• **Work to do**: Copy out each line featuring the string "JSON" from the entries beneath.

• **Stored items**:
[start]

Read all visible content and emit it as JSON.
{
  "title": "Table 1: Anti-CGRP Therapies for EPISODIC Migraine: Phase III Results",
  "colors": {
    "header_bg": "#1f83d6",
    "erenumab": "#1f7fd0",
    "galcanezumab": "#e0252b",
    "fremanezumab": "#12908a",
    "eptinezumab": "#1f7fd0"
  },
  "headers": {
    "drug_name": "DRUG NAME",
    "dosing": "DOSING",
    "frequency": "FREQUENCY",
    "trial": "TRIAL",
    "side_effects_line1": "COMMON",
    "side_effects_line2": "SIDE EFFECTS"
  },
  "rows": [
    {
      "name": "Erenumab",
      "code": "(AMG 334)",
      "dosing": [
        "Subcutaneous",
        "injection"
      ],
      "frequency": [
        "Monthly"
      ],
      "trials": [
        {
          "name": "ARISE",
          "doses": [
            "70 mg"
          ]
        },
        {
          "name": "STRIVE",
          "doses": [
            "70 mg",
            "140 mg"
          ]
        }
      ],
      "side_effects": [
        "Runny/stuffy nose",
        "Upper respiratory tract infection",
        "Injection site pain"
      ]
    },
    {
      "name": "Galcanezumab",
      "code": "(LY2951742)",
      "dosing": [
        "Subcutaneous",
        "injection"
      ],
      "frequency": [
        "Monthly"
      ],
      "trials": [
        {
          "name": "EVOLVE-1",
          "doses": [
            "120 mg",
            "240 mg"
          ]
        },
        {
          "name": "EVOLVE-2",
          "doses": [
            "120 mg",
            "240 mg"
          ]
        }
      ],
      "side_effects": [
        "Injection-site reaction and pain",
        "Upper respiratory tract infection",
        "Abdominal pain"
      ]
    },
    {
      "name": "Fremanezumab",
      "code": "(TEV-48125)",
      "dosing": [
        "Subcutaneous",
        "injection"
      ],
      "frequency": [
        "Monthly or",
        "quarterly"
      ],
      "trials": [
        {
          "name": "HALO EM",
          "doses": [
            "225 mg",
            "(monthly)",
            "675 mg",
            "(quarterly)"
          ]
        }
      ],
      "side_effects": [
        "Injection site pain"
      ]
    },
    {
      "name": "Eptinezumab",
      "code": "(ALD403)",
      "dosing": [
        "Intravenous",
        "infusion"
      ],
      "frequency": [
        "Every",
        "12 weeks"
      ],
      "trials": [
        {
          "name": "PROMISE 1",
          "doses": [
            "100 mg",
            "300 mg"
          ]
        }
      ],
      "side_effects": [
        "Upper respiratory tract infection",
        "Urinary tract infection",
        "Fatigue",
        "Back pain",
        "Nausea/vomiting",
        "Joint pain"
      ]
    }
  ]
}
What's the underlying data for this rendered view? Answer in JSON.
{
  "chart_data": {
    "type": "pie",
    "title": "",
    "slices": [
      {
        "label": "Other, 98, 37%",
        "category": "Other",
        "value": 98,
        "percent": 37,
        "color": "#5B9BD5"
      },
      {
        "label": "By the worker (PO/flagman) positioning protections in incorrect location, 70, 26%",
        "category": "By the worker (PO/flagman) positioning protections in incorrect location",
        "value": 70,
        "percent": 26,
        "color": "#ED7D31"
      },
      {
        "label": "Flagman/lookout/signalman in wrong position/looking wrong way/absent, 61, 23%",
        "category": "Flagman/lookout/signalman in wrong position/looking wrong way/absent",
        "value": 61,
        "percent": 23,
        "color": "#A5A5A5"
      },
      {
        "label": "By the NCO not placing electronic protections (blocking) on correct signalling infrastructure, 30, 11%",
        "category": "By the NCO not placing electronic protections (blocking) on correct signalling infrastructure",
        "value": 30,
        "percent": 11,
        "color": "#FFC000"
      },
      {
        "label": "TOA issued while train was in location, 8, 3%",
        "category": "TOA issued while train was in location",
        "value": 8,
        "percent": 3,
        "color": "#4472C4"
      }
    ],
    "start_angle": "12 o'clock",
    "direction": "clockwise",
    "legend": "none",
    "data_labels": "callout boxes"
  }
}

[end]

• **Result for this task**:
Read all visible content and emit it as JSON.
What's the underlying data for this rendered view? Answer in JSON.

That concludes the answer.